> _AUFGABE_
Kopiere aus dem Text über Dickens und sein Buch Dombey & Sohn genau den Teil von „Dieses Werk gehört“ bis „seinerzeit sehr bewegt.“.

> _DOKUMENTTEXT_
= = = =
Donnerstag, 4. Juli 2024

Charles Dickens - Dombey & Sohn

 

Autor:

Dickens wurde 1812 in eine mittellose Familie in Südengland hereingeboren. Noch als Kind musste er arbeiten, um Geld für den im Schuldgefängnis inhaftierten Vater zu verdienen. Erst danach konnte er wieder zur Schule gehen und wurde schließlich Schreiber bei einem Rechtsanwalt. Er heiratete 1836 und hatte 10 Kinder mit seiner Frau, trennte sich 20 Jahre später von ihr, um eine Beziehung zu einer Schauspielerin zu führen. In dieser Zeit wurde er auch Journalist und veröffentlichte seine ersten Fortsetzungsgeschichten. Fast alle seine Werke spielen in den armen, unteren Gesellschaftsschichten. Sein erster großer Erfolg war 1838 der Roman 'Oliver Twist'. Er schrieb viele Geschichten, berühmt seine Weihnachtsgeschichte. An einem zweiten Schlaganfall verstarb Dickens 1870. Er ist einer der meistgelesenen britischen Autoren.


Buch:

Dieses Werk gehört zu den heute weniger bekannten Werkens Dickens. Ich habe es mal als Teil einer Buchreihe 'Bibliothek der Weltliteratur aus der DDR erworben, bis heute aber nie gelesen. Das Werk erschien 1847/48 im Original, auch als Fortsetzungsroman. 2015 wurde der Roman zu den wichtigsten britischen Romanen gewählt. Vor allem eine Todesszene hat die Leser seinerzeit sehr bewegt.
= = = =
> _AUFGELISTETE EINTRÄGE_
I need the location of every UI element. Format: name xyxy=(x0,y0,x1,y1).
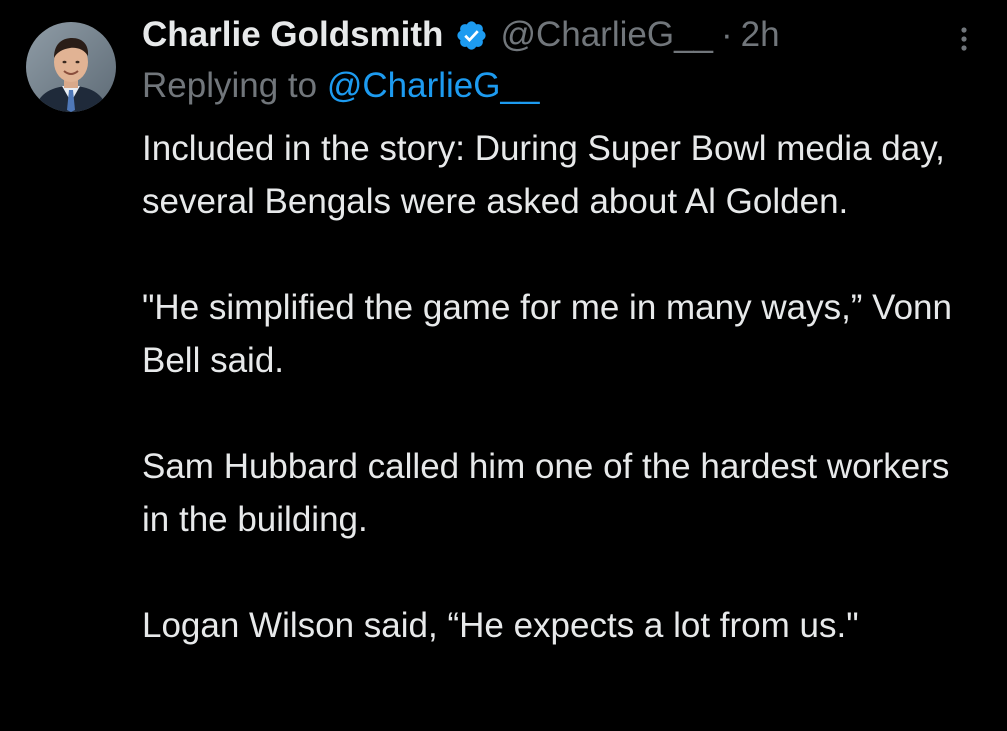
author-handle[interactable]: @CharlieG__ xyxy=(500,15,713,55)
separator-dot: · xyxy=(721,15,733,54)
tweet-text: Included in the story: During Super Bowl… xyxy=(142,122,982,652)
author-avatar[interactable] xyxy=(26,22,116,112)
tweet-paragraph: Logan Wilson said, “He expects a lot fro… xyxy=(142,606,859,645)
tweet[interactable]: Charlie Goldsmith @CharlieG__ · 2h Reply… xyxy=(0,0,1007,731)
verified-badge-icon xyxy=(455,19,488,52)
author-display-name[interactable]: Charlie Goldsmith xyxy=(142,15,443,55)
tweet-paragraph: Sam Hubbard called him one of the hardes… xyxy=(142,447,950,539)
replying-to-line: Replying to @CharlieG__ xyxy=(142,60,982,112)
avatar-image xyxy=(26,22,116,112)
tweet-paragraph: "He simplified the game for me in many w… xyxy=(142,288,952,380)
tweet-header: Charlie Goldsmith @CharlieG__ · 2h xyxy=(142,10,982,60)
tweet-timestamp[interactable]: 2h xyxy=(741,15,780,55)
replying-to-label: Replying to xyxy=(142,66,318,105)
tweet-paragraph: Included in the story: During Super Bowl… xyxy=(142,129,945,221)
tweet-content: Charlie Goldsmith @CharlieG__ · 2h Reply… xyxy=(142,10,982,652)
more-options-icon[interactable] xyxy=(952,24,976,54)
replying-to-mention-link[interactable]: @CharlieG__ xyxy=(327,66,540,105)
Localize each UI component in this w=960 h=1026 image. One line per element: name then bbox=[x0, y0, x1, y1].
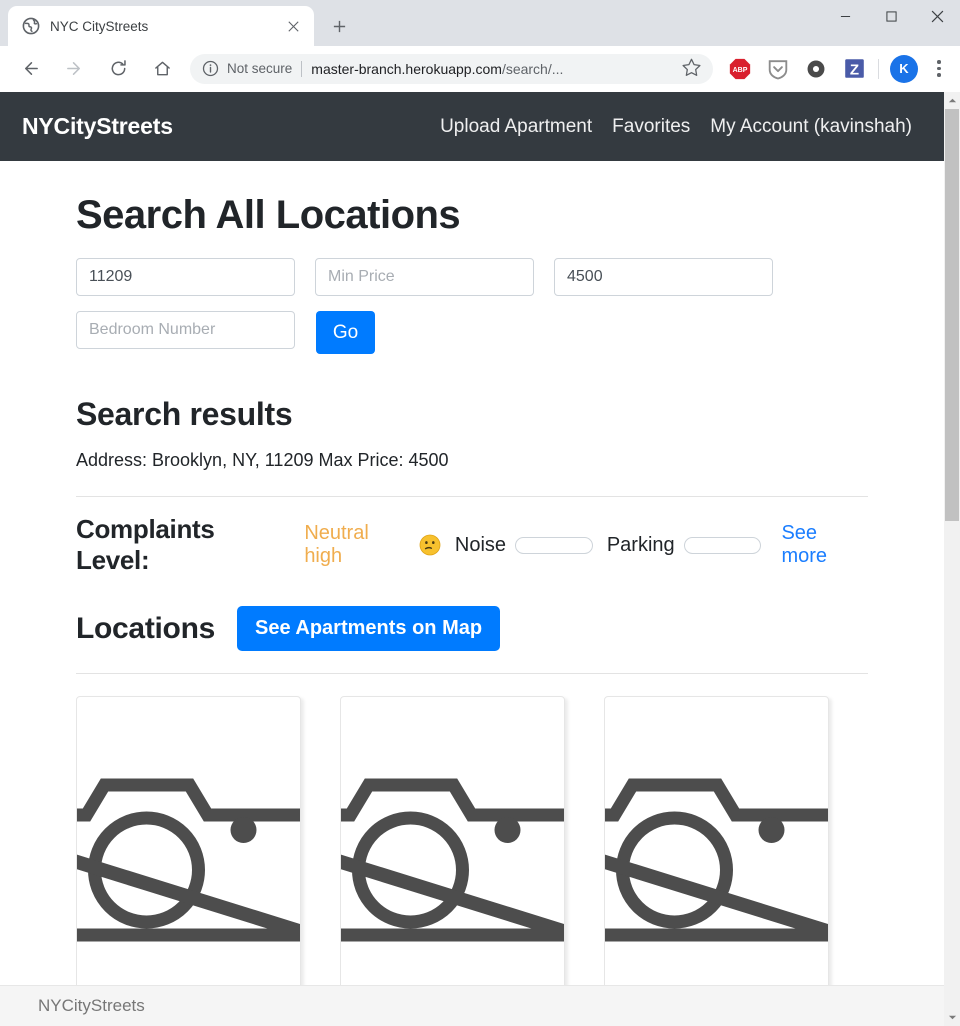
search-results-heading: Search results bbox=[76, 396, 293, 432]
no-image-camera-icon: , no image avai bbox=[605, 697, 828, 1026]
parking-meter bbox=[683, 536, 762, 554]
browser-window: NYC CityStreets Not secure master-branch… bbox=[0, 0, 960, 1026]
noise-meter-label: Noise bbox=[454, 533, 507, 556]
forward-button[interactable] bbox=[57, 52, 91, 86]
ghostery-icon[interactable] bbox=[803, 56, 829, 82]
site-navbar: NYCityStreets Upload Apartment Favorites… bbox=[0, 92, 944, 161]
maximize-button[interactable] bbox=[868, 0, 914, 32]
complaints-row: Complaints Level: Neutral high Noise Par… bbox=[76, 514, 868, 576]
complaints-value: Neutral high bbox=[304, 522, 369, 567]
nav-link-upload-apartment[interactable]: Upload Apartment bbox=[430, 116, 602, 138]
divider-2 bbox=[76, 673, 868, 674]
close-icon[interactable] bbox=[282, 15, 304, 37]
toolbar-divider bbox=[878, 58, 879, 79]
locations-row: Locations See Apartments on Map bbox=[76, 606, 868, 651]
back-button[interactable] bbox=[13, 52, 47, 86]
window-controls bbox=[822, 0, 960, 46]
scrollbar-down-arrow[interactable] bbox=[944, 1009, 960, 1026]
security-status-text: Not secure bbox=[227, 61, 293, 76]
address-bar[interactable]: Not secure master-branch.herokuapp.com/s… bbox=[190, 53, 713, 84]
url-path: /search/... bbox=[501, 60, 564, 77]
minimize-button[interactable] bbox=[822, 0, 868, 32]
site-footer: NYCityStreets bbox=[0, 985, 944, 1026]
see-more-link[interactable]: See more bbox=[781, 522, 868, 568]
apartment-card[interactable]: , no image avai bbox=[340, 696, 565, 1026]
profile-avatar[interactable]: K bbox=[890, 54, 918, 83]
apartment-cards: , no image avai bbox=[76, 696, 868, 1026]
scrollbar-thumb[interactable] bbox=[945, 109, 959, 521]
go-button[interactable]: Go bbox=[316, 311, 375, 354]
info-circle-icon[interactable] bbox=[202, 60, 219, 77]
star-icon[interactable] bbox=[681, 57, 705, 81]
min-price-field[interactable] bbox=[315, 258, 534, 296]
svg-text:Z: Z bbox=[849, 61, 858, 78]
site-nav-links: Upload Apartment Favorites My Account (k… bbox=[430, 116, 922, 138]
complaints-label: Complaints Level: bbox=[76, 514, 215, 575]
web-page: NYCityStreets Upload Apartment Favorites… bbox=[0, 92, 944, 1026]
parking-meter-label: Parking bbox=[606, 533, 675, 556]
apartment-card[interactable]: , no image avai bbox=[604, 696, 829, 1026]
search-form-row-2: Go bbox=[76, 311, 868, 354]
omnibox-divider bbox=[301, 60, 303, 77]
nav-link-my-account[interactable]: My Account (kavinshah) bbox=[700, 116, 922, 138]
zotero-icon[interactable]: Z bbox=[841, 56, 867, 82]
page-viewport: NYCityStreets Upload Apartment Favorites… bbox=[0, 92, 960, 1026]
page-content: Search All Locations Go Search results A… bbox=[0, 193, 944, 1026]
page-scrollbar[interactable] bbox=[944, 92, 960, 1026]
page-title: Search All Locations bbox=[76, 193, 461, 237]
footer-text: NYCityStreets bbox=[38, 996, 145, 1015]
site-brand[interactable]: NYCityStreets bbox=[22, 113, 173, 140]
globe-icon bbox=[22, 17, 40, 35]
three-dots-menu-icon[interactable] bbox=[926, 56, 952, 82]
svg-text:ABP: ABP bbox=[733, 67, 748, 74]
search-form-row-1 bbox=[76, 258, 868, 296]
new-tab-button[interactable] bbox=[324, 11, 354, 41]
noise-meter bbox=[515, 536, 593, 554]
browser-tab-title: NYC CityStreets bbox=[50, 18, 149, 34]
bedroom-field[interactable] bbox=[76, 311, 295, 349]
confused-face-emoji bbox=[419, 534, 441, 556]
no-image-camera-icon: , no image avai bbox=[77, 697, 300, 1026]
divider-1 bbox=[76, 496, 868, 497]
search-criteria-text: Address: Brooklyn, NY, 11209 Max Price: … bbox=[76, 450, 449, 470]
browser-title-bar: NYC CityStreets bbox=[0, 0, 960, 46]
nav-link-favorites[interactable]: Favorites bbox=[602, 116, 700, 138]
apartment-card[interactable]: , no image avai bbox=[76, 696, 301, 1026]
locations-label: Locations bbox=[76, 611, 215, 645]
zip-field[interactable] bbox=[76, 258, 295, 296]
browser-tab[interactable]: NYC CityStreets bbox=[8, 6, 314, 46]
reload-icon[interactable] bbox=[101, 52, 135, 86]
home-icon[interactable] bbox=[145, 52, 179, 86]
see-apartments-on-map-button[interactable]: See Apartments on Map bbox=[236, 606, 501, 651]
close-window-button[interactable] bbox=[914, 0, 960, 32]
max-price-field[interactable] bbox=[554, 258, 773, 296]
scrollbar-up-arrow[interactable] bbox=[944, 92, 960, 109]
pocket-shield-icon[interactable] bbox=[765, 56, 791, 82]
adblock-plus-icon[interactable]: ABP bbox=[727, 56, 753, 82]
url-text: master-branch.herokuapp.com/search/... bbox=[311, 61, 675, 77]
browser-toolbar: Not secure master-branch.herokuapp.com/s… bbox=[0, 46, 960, 92]
no-image-camera-icon: , no image avai bbox=[341, 697, 564, 1026]
url-host: master-branch.herokuapp.com bbox=[311, 60, 502, 77]
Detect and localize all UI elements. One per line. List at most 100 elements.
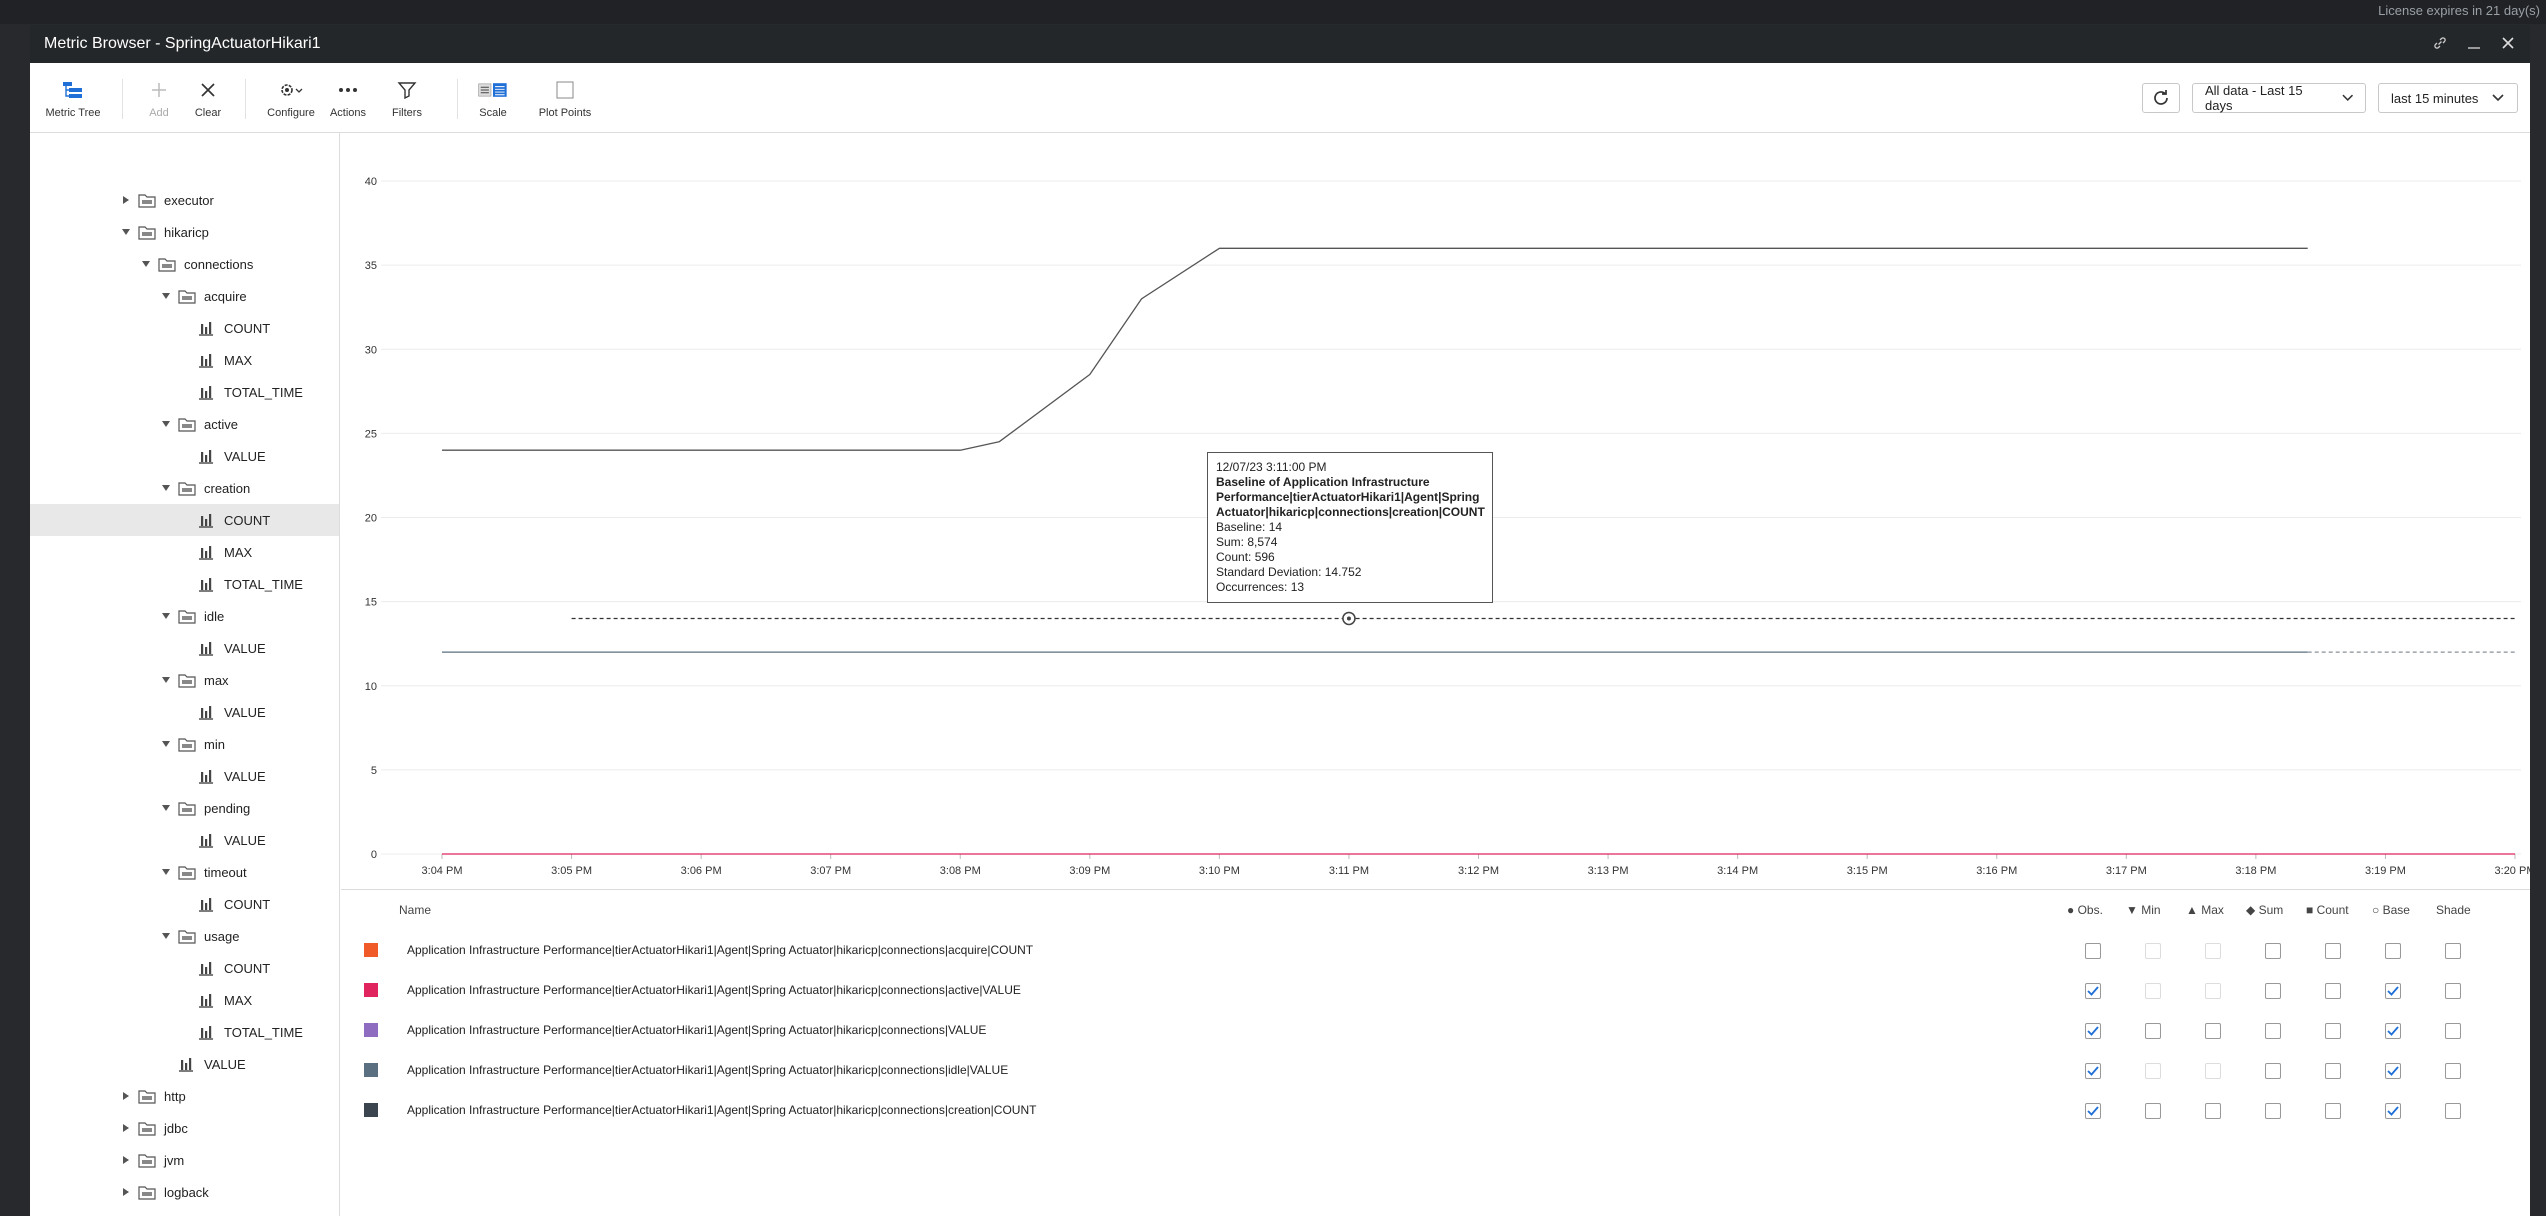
- tree-metric-count[interactable]: COUNT: [30, 888, 339, 920]
- count-checkbox[interactable]: [2325, 983, 2341, 999]
- caret-down-icon[interactable]: [140, 260, 152, 268]
- obs-checkbox[interactable]: [2085, 1063, 2101, 1079]
- tree-metric-value[interactable]: VALUE: [30, 824, 339, 856]
- caret-right-icon[interactable]: [120, 195, 132, 205]
- tree-folder-pending[interactable]: pending: [30, 792, 339, 824]
- shade-checkbox[interactable]: [2445, 1103, 2461, 1119]
- shade-checkbox[interactable]: [2445, 1023, 2461, 1039]
- base-checkbox[interactable]: [2385, 1023, 2401, 1039]
- legend-header-sum[interactable]: ◆ Sum: [2246, 903, 2283, 917]
- count-checkbox[interactable]: [2325, 1103, 2341, 1119]
- legend-header-obs[interactable]: ● Obs.: [2067, 903, 2103, 917]
- tree-metric-value[interactable]: VALUE: [30, 632, 339, 664]
- obs-checkbox[interactable]: [2085, 943, 2101, 959]
- sum-checkbox[interactable]: [2265, 1063, 2281, 1079]
- base-checkbox[interactable]: [2385, 983, 2401, 999]
- tree-folder-active[interactable]: active: [30, 408, 339, 440]
- filters-button[interactable]: Filters: [372, 77, 442, 119]
- tree-folder-idle[interactable]: idle: [30, 600, 339, 632]
- tree-metric-count[interactable]: COUNT: [30, 952, 339, 984]
- legend-header-max[interactable]: ▲ Max: [2186, 903, 2224, 917]
- min-checkbox[interactable]: [2145, 1103, 2161, 1119]
- refresh-button[interactable]: [2142, 83, 2180, 113]
- tree-metric-max[interactable]: MAX: [30, 344, 339, 376]
- clear-button[interactable]: Clear: [173, 77, 243, 119]
- base-checkbox[interactable]: [2385, 943, 2401, 959]
- tree-folder-creation[interactable]: creation: [30, 472, 339, 504]
- series-color-swatch[interactable]: [364, 1063, 378, 1077]
- tree-folder-logback[interactable]: logback: [30, 1176, 339, 1208]
- sum-checkbox[interactable]: [2265, 943, 2281, 959]
- data-range-select[interactable]: All data - Last 15 days: [2192, 83, 2366, 113]
- tree-metric-count[interactable]: COUNT: [30, 312, 339, 344]
- tree-folder-connections[interactable]: connections: [30, 248, 339, 280]
- close-icon[interactable]: [2496, 31, 2520, 55]
- obs-checkbox[interactable]: [2085, 983, 2101, 999]
- shade-checkbox[interactable]: [2445, 1063, 2461, 1079]
- caret-down-icon[interactable]: [160, 612, 172, 620]
- caret-down-icon[interactable]: [160, 484, 172, 492]
- caret-down-icon[interactable]: [160, 676, 172, 684]
- caret-right-icon[interactable]: [120, 1091, 132, 1101]
- max-checkbox[interactable]: [2205, 1023, 2221, 1039]
- obs-checkbox[interactable]: [2085, 1023, 2101, 1039]
- caret-right-icon[interactable]: [120, 1155, 132, 1165]
- series-color-swatch[interactable]: [364, 1023, 378, 1037]
- tree-folder-max[interactable]: max: [30, 664, 339, 696]
- plot-points-toggle[interactable]: Plot Points: [530, 77, 600, 119]
- tree-folder-usage[interactable]: usage: [30, 920, 339, 952]
- legend-header-base[interactable]: ○ Base: [2372, 903, 2410, 917]
- legend-header-min[interactable]: ▼ Min: [2126, 903, 2161, 917]
- sum-checkbox[interactable]: [2265, 983, 2281, 999]
- caret-down-icon[interactable]: [160, 804, 172, 812]
- minimize-icon[interactable]: [2462, 31, 2486, 55]
- caret-right-icon[interactable]: [120, 1187, 132, 1197]
- tree-metric-max[interactable]: MAX: [30, 536, 339, 568]
- count-checkbox[interactable]: [2325, 1063, 2341, 1079]
- tree-metric-value[interactable]: VALUE: [30, 440, 339, 472]
- tree-folder-timeout[interactable]: timeout: [30, 856, 339, 888]
- series-color-swatch[interactable]: [364, 1103, 378, 1117]
- caret-down-icon[interactable]: [160, 740, 172, 748]
- time-range-select[interactable]: last 15 minutes: [2378, 83, 2518, 113]
- tree-metric-value[interactable]: VALUE: [30, 696, 339, 728]
- series-color-swatch[interactable]: [364, 983, 378, 997]
- sum-checkbox[interactable]: [2265, 1103, 2281, 1119]
- caret-down-icon[interactable]: [160, 932, 172, 940]
- tree-metric-total_time[interactable]: TOTAL_TIME: [30, 568, 339, 600]
- tree-folder-process[interactable]: process: [30, 1208, 339, 1216]
- max-checkbox[interactable]: [2205, 1103, 2221, 1119]
- shade-checkbox[interactable]: [2445, 943, 2461, 959]
- base-checkbox[interactable]: [2385, 1103, 2401, 1119]
- count-checkbox[interactable]: [2325, 1023, 2341, 1039]
- scale-button[interactable]: Scale: [458, 77, 528, 119]
- obs-checkbox[interactable]: [2085, 1103, 2101, 1119]
- legend-header-shade[interactable]: Shade: [2436, 903, 2471, 917]
- caret-down-icon[interactable]: [160, 868, 172, 876]
- base-checkbox[interactable]: [2385, 1063, 2401, 1079]
- tree-folder-jvm[interactable]: jvm: [30, 1144, 339, 1176]
- tree-folder-executor[interactable]: executor: [30, 184, 339, 216]
- tree-folder-hikaricp[interactable]: hikaricp: [30, 216, 339, 248]
- caret-right-icon[interactable]: [120, 1123, 132, 1133]
- series-color-swatch[interactable]: [364, 943, 378, 957]
- tree-metric-total_time[interactable]: TOTAL_TIME: [30, 376, 339, 408]
- tree-folder-http[interactable]: http: [30, 1080, 339, 1112]
- tree-metric-max[interactable]: MAX: [30, 984, 339, 1016]
- min-checkbox[interactable]: [2145, 1023, 2161, 1039]
- count-checkbox[interactable]: [2325, 943, 2341, 959]
- tree-metric-count[interactable]: COUNT: [30, 504, 339, 536]
- tree-folder-acquire[interactable]: acquire: [30, 280, 339, 312]
- tree-metric-value[interactable]: VALUE: [30, 760, 339, 792]
- caret-down-icon[interactable]: [120, 228, 132, 236]
- caret-down-icon[interactable]: [160, 292, 172, 300]
- tree-metric-value[interactable]: VALUE: [30, 1048, 339, 1080]
- metric-tree-button[interactable]: Metric Tree: [38, 77, 108, 119]
- caret-down-icon[interactable]: [160, 420, 172, 428]
- sum-checkbox[interactable]: [2265, 1023, 2281, 1039]
- tree-metric-total_time[interactable]: TOTAL_TIME: [30, 1016, 339, 1048]
- legend-header-count[interactable]: ■ Count: [2306, 903, 2349, 917]
- tree-folder-min[interactable]: min: [30, 728, 339, 760]
- link-icon[interactable]: [2428, 31, 2452, 55]
- shade-checkbox[interactable]: [2445, 983, 2461, 999]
= = = =
> _ERGEBNIS_
Dieses Werk gehört zu den heute weniger bekannten Werkens Dickens. Ich habe es mal als Teil einer Buchreihe 'Bibliothek der Weltliteratur aus der DDR erworben, bis heute aber nie gelesen. Das Werk erschien 1847/48 im Original, auch als Fortsetzungsroman. 2015 wurde der Roman zu den wichtigsten britischen Romanen gewählt. Vor allem eine Todesszene hat die Leser seinerzeit sehr bewegt.